▸ Written instruction: Print all of the entries exactly, minus the pictures.

## START Data

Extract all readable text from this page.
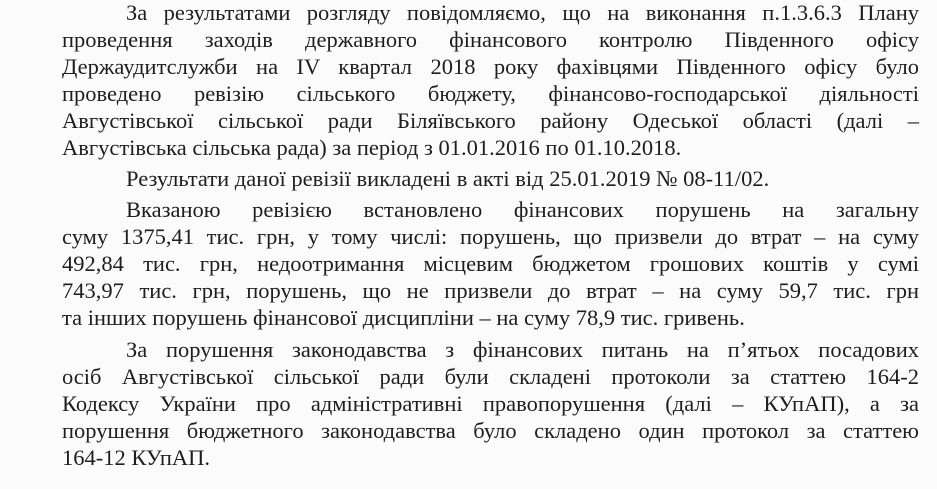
За результатами розгляду повідомляємо, що на виконання п.1.3.6.3 Плану
проведення заходів державного фінансового контролю Південного офісу
Держаудитслужби на IV квартал 2018 року фахівцями Південного офісу було
проведено ревізію сільського бюджету, фінансово-господарської діяльності
Августівської сільської ради Біляївського району Одеської області (далі –
Августівська сільська рада) за період з 01.01.2016 по 01.10.2018.
Результати даної ревізії викладені в акті від 25.01.2019 № 08-11/02.
Вказаною ревізією встановлено фінансових порушень на загальну
суму 1375,41 тис. грн, у тому числі: порушень, що призвели до втрат – на суму
492,84 тис. грн, недоотримання місцевим бюджетом грошових коштів у сумі
743,97 тис. грн, порушень, що не призвели до втрат – на суму 59,7 тис. грн
та інших порушень фінансової дисципліни – на суму 78,9 тис. гривень.
За порушення законодавства з фінансових питань на п’ятьох посадових
осіб Августівської сільської ради були складені протоколи за статтею 164-2
Кодексу України про адміністративні правопорушення (далі – КУпАП), а за
порушення бюджетного законодавства було складено один протокол за статтею
164-12 КУпАП.
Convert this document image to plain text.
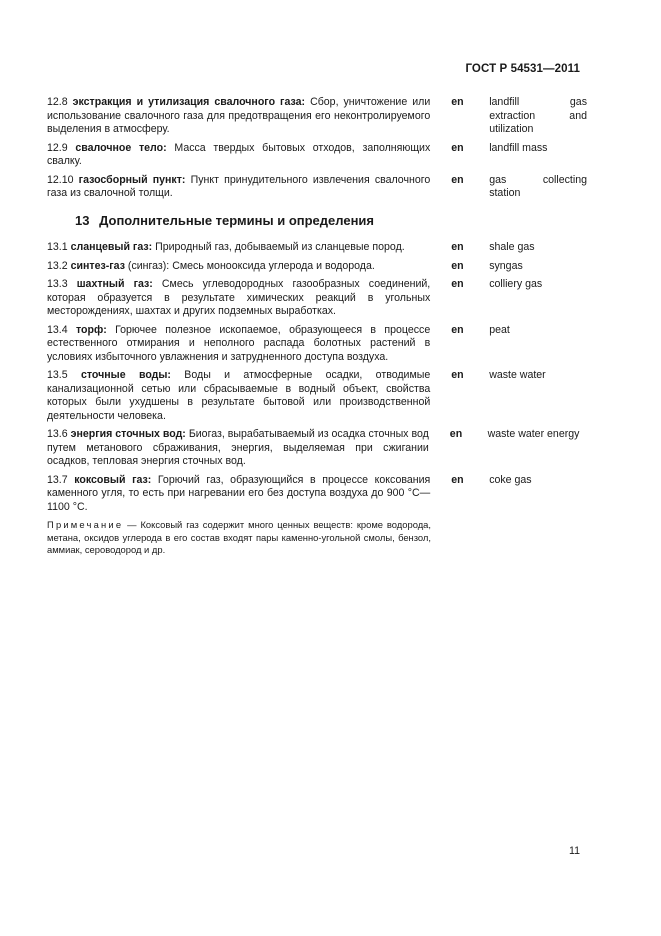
ГОСТ Р 54531—2011
12.8 экстракция и утилизация свалочного газа: Сбор, уничтожение или использование свалочного газа для предотвращения его неконтролируемого выделения в атмосферу.
en	landfill gas extraction and utilization
12.9 свалочное тело: Масса твердых бытовых отходов, заполняющих свалку.
en	landfill mass
12.10 газосборный пункт: Пункт принудительного извлечения свалочного газа из свалочной толщи.
en	gas collecting station
13 Дополнительные термины и определения
13.1 сланцевый газ: Природный газ, добываемый из сланцевые пород.	en	shale gas
13.2 синтез-газ (сингаз): Смесь монооксида углерода и водорода.	en	syngas
13.3 шахтный газ: Смесь углеводородных газообразных соединений, которая образуется в результате химических реакций в угольных месторождениях, шахтах и других подземных выработках.
en	colliery gas
13.4 торф: Горючее полезное ископаемое, образующееся в процессе естественного отмирания и неполного распада болотных растений в условиях избыточного увлажнения и затрудненного доступа воздуха.
en	peat
13.5 сточные воды: Воды и атмосферные осадки, отводимые канализационной сетью или сбрасываемые в водный объект, свойства которых были ухудшены в результате бытовой или производственной деятельности человека.
en	waste water
13.6 энергия сточных вод: Биогаз, вырабатываемый из осадка сточных вод путем метанового сбраживания, энергия, выделяемая при сжигании осадков, тепловая энергия сточных вод.
en	waste water energy
13.7 коксовый газ: Горючий газ, образующийся в процессе коксования каменного угля, то есть при нагревании его без доступа воздуха до 900 °С—1100 °С.
en	coke gas
Примечание — Коксовый газ содержит много ценных веществ: кроме водорода, метана, оксидов углерода в его состав входят пары каменно-угольной смолы, бензол, аммиак, сероводород и др.
11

## END Data

▸ Answer to this exercise:
Extract all readable text from this page.
За результатами розгляду повідомляємо, що на виконання п.1.3.6.3 Плану
проведення заходів державного фінансового контролю Південного офісу
Держаудитслужби на IV квартал 2018 року фахівцями Південного офісу було
проведено ревізію сільського бюджету, фінансово-господарської діяльності
Августівської сільської ради Біляївського району Одеської області (далі –
Августівська сільська рада) за період з 01.01.2016 по 01.10.2018.
Результати даної ревізії викладені в акті від 25.01.2019 № 08-11/02.
Вказаною ревізією встановлено фінансових порушень на загальну
суму 1375,41 тис. грн, у тому числі: порушень, що призвели до втрат – на суму
492,84 тис. грн, недоотримання місцевим бюджетом грошових коштів у сумі
743,97 тис. грн, порушень, що не призвели до втрат – на суму 59,7 тис. грн
та інших порушень фінансової дисципліни – на суму 78,9 тис. гривень.
За порушення законодавства з фінансових питань на п’ятьох посадових
осіб Августівської сільської ради були складені протоколи за статтею 164-2
Кодексу України про адміністративні правопорушення (далі – КУпАП), а за
порушення бюджетного законодавства було складено один протокол за статтею
164-12 КУпАП.
Convert this document image to plain text.
ГОСТ Р 54531—2011
12.8 экстракция и утилизация свалочного газа: Сбор, уничтожение или использование свалочного газа для предотвращения его неконтролируемого выделения в атмосферу.
en	landfill gas extraction and utilization
12.9 свалочное тело: Масса твердых бытовых отходов, заполняющих свалку.
en	landfill mass
12.10 газосборный пункт: Пункт принудительного извлечения свалочного газа из свалочной толщи.
en	gas collecting station
13 Дополнительные термины и определения
13.1 сланцевый газ: Природный газ, добываемый из сланцевые пород.	en	shale gas
13.2 синтез-газ (сингаз): Смесь монооксида углерода и водорода.	en	syngas
13.3 шахтный газ: Смесь углеводородных газообразных соединений, которая образуется в результате химических реакций в угольных месторождениях, шахтах и других подземных выработках.
en	colliery gas
13.4 торф: Горючее полезное ископаемое, образующееся в процессе естественного отмирания и неполного распада болотных растений в условиях избыточного увлажнения и затрудненного доступа воздуха.
en	peat
13.5 сточные воды: Воды и атмосферные осадки, отводимые канализационной сетью или сбрасываемые в водный объект, свойства которых были ухудшены в результате бытовой или производственной деятельности человека.
en	waste water
13.6 энергия сточных вод: Биогаз, вырабатываемый из осадка сточных вод путем метанового сбраживания, энергия, выделяемая при сжигании осадков, тепловая энергия сточных вод.
en	waste water energy
13.7 коксовый газ: Горючий газ, образующийся в процессе коксования каменного угля, то есть при нагревании его без доступа воздуха до 900 °С—1100 °С.
en	coke gas
Примечание — Коксовый газ содержит много ценных веществ: кроме водорода, метана, оксидов углерода в его состав входят пары каменно-угольной смолы, бензол, аммиак, сероводород и др.
11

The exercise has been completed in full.